Data provided.
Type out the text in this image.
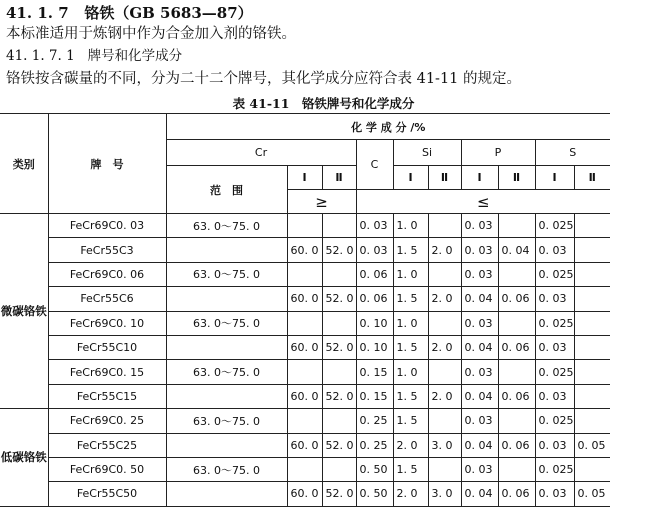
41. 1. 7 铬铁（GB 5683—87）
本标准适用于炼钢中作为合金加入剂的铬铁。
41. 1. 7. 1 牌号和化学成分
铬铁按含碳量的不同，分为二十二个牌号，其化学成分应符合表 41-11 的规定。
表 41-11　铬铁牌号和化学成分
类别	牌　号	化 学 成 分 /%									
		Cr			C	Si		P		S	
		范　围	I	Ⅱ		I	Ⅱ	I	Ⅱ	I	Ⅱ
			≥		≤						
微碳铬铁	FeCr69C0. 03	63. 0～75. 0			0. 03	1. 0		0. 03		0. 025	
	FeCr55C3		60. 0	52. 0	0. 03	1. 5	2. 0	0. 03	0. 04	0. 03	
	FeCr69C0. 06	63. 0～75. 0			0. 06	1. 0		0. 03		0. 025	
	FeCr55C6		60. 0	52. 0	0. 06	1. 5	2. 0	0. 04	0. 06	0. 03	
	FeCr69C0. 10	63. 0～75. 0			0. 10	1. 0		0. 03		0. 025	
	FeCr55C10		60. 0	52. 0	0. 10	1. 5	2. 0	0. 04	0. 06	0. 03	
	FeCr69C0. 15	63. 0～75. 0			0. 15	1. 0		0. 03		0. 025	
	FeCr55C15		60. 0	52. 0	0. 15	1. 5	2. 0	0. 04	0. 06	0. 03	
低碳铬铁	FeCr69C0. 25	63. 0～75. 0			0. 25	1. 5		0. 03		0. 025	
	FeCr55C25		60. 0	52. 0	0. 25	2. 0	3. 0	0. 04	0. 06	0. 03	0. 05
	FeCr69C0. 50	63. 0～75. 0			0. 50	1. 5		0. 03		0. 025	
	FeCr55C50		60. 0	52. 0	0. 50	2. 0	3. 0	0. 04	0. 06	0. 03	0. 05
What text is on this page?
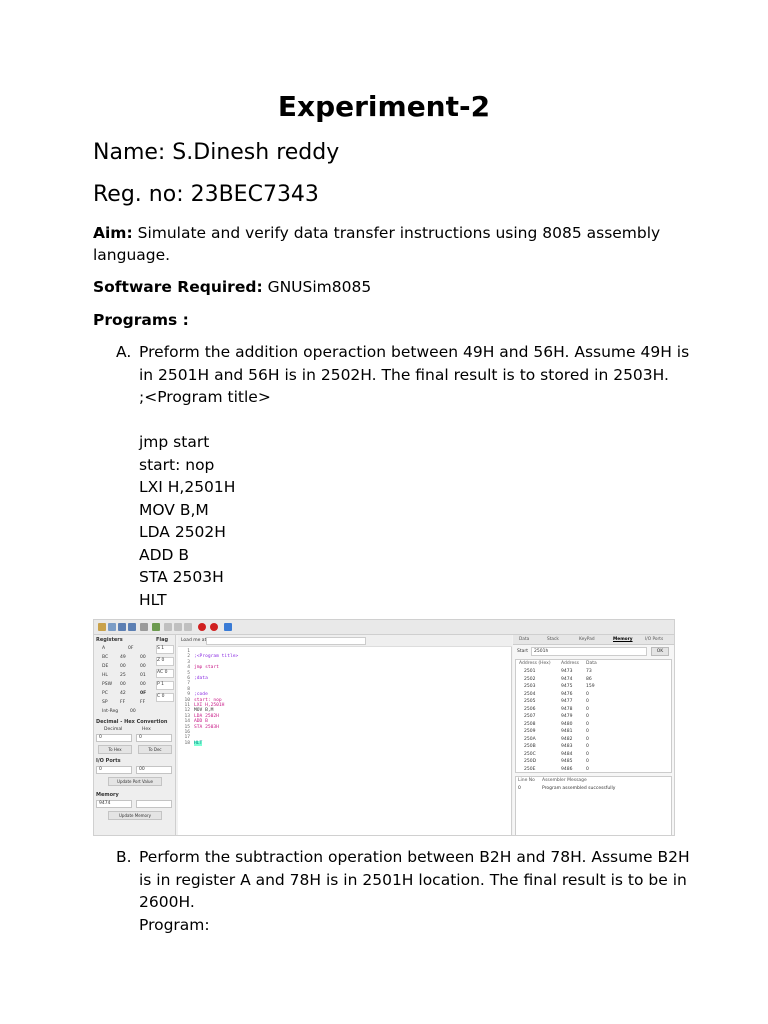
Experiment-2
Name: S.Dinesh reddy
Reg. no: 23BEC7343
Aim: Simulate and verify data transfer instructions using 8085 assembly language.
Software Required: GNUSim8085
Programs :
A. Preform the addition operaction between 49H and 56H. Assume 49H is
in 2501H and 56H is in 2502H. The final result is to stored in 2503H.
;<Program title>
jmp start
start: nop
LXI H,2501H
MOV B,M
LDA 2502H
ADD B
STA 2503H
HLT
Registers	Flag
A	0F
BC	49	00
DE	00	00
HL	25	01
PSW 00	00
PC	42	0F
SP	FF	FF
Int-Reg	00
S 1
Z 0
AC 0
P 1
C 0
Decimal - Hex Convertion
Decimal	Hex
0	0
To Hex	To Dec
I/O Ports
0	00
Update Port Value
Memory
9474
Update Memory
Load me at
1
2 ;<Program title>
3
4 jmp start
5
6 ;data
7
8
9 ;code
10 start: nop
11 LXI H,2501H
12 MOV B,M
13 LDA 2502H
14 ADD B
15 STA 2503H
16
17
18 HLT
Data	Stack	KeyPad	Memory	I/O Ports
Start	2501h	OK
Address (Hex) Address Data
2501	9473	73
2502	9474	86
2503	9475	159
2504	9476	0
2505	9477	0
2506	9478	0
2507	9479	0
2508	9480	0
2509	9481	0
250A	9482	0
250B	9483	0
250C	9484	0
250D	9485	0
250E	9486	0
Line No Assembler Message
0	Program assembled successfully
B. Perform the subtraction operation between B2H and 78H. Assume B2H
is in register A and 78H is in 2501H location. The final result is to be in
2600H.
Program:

Aim.
In the records above, find the line containing "What text is on this page?", then please restate it and each line after it word for word, pictures excluded.

Solution.
What text is on this page?
Experiment-2
Name: S.Dinesh reddy
Reg. no: 23BEC7343
Aim: Simulate and verify data transfer instructions using 8085 assembly language.
Software Required: GNUSim8085
Programs :
A. Preform the addition operaction between 49H and 56H. Assume 49H is
in 2501H and 56H is in 2502H. The final result is to stored in 2503H.
;<Program title>
jmp start
start: nop
LXI H,2501H
MOV B,M
LDA 2502H
ADD B
STA 2503H
HLT
Registers	Flag
A	0F
BC	49	00
DE	00	00
HL	25	01
PSW 00	00
PC	42	0F
SP	FF	FF
Int-Reg	00
S 1
Z 0
AC 0
P 1
C 0
Decimal - Hex Convertion
Decimal	Hex
0	0
To Hex	To Dec
I/O Ports
0	00
Update Port Value
Memory
9474
Update Memory
Load me at
1
2 ;<Program title>
3
4 jmp start
5
6 ;data
7
8
9 ;code
10 start: nop
11 LXI H,2501H
12 MOV B,M
13 LDA 2502H
14 ADD B
15 STA 2503H
16
17
18 HLT
Data	Stack	KeyPad	Memory	I/O Ports
Start	2501h	OK
Address (Hex) Address Data
2501	9473	73
2502	9474	86
2503	9475	159
2504	9476	0
2505	9477	0
2506	9478	0
2507	9479	0
2508	9480	0
2509	9481	0
250A	9482	0
250B	9483	0
250C	9484	0
250D	9485	0
250E	9486	0
Line No Assembler Message
0	Program assembled successfully
B. Perform the subtraction operation between B2H and 78H. Assume B2H
is in register A and 78H is in 2501H location. The final result is to be in
2600H.
Program:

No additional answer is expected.